(What you have to do):
Scan the data for "time" and copy the lines it appears in.

Dataset entries
——
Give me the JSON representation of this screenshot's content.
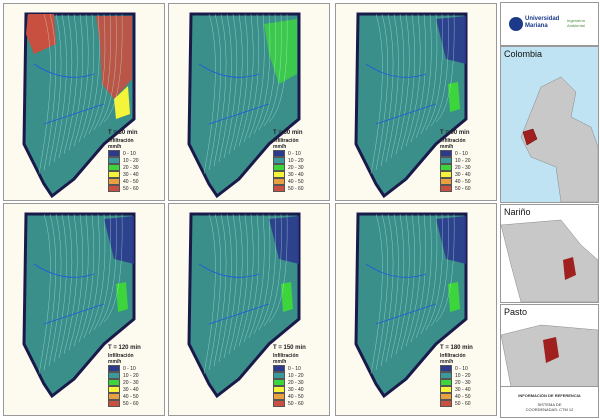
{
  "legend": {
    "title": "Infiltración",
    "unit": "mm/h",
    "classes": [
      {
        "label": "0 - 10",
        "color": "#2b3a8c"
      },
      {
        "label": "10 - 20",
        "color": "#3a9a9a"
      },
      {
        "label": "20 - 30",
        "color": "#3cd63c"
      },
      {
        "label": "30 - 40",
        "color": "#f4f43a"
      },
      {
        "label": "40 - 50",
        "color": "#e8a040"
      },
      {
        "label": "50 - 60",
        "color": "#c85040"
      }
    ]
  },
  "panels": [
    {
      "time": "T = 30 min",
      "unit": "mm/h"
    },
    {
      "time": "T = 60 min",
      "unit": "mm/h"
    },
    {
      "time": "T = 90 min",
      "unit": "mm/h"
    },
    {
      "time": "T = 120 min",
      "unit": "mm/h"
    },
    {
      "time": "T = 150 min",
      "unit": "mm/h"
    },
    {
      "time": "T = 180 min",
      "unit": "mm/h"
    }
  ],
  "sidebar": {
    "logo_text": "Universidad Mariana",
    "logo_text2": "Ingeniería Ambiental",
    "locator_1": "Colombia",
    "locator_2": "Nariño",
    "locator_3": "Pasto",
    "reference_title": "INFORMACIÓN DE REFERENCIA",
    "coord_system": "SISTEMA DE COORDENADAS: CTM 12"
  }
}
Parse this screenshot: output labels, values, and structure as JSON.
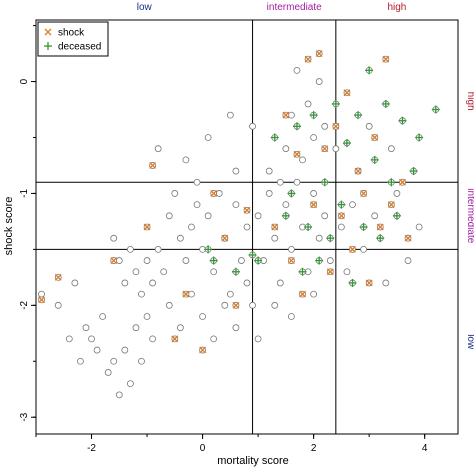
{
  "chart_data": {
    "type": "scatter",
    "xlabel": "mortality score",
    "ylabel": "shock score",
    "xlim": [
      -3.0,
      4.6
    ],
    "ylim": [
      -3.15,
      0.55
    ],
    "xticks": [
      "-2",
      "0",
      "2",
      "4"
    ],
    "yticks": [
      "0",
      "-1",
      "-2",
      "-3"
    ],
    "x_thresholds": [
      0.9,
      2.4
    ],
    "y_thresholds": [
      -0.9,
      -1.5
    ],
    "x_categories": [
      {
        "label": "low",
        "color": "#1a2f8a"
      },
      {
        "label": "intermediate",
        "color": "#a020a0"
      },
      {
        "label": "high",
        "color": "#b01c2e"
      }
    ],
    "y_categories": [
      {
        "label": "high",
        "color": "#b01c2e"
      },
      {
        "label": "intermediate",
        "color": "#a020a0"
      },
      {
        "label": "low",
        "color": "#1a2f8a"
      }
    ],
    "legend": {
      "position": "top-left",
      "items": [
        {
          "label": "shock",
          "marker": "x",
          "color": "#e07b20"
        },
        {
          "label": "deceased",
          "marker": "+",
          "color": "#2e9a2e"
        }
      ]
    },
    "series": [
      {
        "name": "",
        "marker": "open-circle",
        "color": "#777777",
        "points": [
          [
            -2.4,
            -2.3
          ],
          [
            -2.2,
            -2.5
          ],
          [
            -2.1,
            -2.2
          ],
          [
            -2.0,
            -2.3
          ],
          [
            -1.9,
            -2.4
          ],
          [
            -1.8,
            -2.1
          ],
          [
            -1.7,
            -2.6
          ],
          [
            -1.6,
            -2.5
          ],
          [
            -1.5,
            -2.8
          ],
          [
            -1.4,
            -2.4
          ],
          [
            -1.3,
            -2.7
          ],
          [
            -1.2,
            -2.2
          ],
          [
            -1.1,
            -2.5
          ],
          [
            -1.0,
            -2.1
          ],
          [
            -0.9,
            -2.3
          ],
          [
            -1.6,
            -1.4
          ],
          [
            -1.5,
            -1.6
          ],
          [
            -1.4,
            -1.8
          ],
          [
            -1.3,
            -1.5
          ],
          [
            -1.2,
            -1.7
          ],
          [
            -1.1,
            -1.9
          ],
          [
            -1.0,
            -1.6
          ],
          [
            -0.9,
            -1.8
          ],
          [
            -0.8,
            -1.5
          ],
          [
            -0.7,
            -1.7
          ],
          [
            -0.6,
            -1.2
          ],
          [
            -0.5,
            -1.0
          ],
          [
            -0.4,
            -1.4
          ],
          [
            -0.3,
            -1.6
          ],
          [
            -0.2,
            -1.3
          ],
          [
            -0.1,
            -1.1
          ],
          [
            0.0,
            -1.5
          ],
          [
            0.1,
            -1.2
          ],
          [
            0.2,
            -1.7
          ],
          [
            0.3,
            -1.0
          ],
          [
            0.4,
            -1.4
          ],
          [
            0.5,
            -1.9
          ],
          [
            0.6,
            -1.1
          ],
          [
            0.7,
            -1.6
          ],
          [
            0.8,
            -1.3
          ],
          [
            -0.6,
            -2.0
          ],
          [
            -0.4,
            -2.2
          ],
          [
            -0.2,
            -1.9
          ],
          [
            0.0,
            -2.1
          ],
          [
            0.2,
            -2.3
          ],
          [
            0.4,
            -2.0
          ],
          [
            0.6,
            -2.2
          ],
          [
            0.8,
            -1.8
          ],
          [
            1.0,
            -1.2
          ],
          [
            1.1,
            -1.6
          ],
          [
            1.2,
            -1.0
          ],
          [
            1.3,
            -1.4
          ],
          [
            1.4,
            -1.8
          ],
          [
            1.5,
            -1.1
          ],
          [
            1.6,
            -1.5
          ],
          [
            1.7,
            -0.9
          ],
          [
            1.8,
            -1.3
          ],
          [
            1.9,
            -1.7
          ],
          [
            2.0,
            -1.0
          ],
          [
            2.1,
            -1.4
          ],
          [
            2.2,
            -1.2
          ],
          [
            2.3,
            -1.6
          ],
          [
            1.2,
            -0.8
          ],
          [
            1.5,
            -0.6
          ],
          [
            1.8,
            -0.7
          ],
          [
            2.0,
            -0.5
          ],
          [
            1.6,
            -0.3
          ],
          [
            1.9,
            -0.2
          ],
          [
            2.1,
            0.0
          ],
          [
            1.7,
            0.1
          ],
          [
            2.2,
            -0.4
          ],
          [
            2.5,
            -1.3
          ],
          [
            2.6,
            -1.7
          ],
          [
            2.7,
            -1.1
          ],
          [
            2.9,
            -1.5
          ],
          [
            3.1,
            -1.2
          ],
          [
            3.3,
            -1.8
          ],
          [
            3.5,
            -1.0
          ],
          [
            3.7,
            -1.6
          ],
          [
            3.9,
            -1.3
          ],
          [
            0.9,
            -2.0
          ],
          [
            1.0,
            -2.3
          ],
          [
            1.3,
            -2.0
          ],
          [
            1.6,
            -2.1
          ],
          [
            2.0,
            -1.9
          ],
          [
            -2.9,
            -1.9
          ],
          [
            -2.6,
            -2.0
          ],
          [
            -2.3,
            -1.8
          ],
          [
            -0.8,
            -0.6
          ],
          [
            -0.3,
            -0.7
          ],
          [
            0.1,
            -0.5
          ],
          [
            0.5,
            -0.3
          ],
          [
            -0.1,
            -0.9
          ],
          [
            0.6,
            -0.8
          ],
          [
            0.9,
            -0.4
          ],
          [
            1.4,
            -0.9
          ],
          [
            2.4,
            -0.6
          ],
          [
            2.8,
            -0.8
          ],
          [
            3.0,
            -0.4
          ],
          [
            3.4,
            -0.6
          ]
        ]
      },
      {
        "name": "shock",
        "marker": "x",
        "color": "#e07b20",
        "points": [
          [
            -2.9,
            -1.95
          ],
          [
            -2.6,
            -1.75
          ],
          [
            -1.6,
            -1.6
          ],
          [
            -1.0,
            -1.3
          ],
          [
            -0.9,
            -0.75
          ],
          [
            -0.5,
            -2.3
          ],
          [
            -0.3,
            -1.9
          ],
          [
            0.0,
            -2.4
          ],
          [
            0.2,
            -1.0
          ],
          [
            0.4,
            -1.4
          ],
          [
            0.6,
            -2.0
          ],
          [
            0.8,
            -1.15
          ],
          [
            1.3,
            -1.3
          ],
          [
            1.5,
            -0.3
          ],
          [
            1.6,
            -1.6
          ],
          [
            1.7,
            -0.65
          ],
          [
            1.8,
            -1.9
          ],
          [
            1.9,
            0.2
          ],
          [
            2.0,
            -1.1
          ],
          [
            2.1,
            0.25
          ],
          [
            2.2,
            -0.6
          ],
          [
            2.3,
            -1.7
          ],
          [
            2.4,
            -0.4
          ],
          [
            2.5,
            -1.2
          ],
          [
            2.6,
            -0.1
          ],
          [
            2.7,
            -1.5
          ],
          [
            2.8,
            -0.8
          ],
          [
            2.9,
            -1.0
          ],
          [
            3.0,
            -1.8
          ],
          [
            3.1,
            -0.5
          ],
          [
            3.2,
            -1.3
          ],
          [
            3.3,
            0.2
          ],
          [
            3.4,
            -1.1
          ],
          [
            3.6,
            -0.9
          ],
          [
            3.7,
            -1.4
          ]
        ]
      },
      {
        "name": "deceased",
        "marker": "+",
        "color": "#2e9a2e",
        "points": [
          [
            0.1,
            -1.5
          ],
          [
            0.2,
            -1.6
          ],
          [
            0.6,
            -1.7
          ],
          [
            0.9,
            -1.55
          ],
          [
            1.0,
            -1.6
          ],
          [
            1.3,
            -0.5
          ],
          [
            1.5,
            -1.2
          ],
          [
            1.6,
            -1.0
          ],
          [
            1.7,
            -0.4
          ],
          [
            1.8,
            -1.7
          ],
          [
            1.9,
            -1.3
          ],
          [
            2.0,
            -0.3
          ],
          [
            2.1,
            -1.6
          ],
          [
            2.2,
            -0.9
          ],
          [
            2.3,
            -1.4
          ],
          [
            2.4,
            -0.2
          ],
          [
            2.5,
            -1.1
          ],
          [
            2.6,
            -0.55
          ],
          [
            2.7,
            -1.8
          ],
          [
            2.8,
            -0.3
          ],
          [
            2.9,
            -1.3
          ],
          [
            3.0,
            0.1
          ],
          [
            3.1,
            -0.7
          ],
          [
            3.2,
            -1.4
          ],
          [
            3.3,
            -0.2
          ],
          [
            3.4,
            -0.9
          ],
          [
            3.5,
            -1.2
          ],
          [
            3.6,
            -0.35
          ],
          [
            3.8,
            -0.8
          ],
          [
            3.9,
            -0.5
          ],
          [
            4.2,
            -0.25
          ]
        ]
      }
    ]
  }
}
——
(Solution to the problem):
      "time": "T = 30 min",
      "time": "T = 60 min",
      "time": "T = 90 min",
      "time": "T = 120 min",
      "time": "T = 150 min",
      "time": "T = 180 min",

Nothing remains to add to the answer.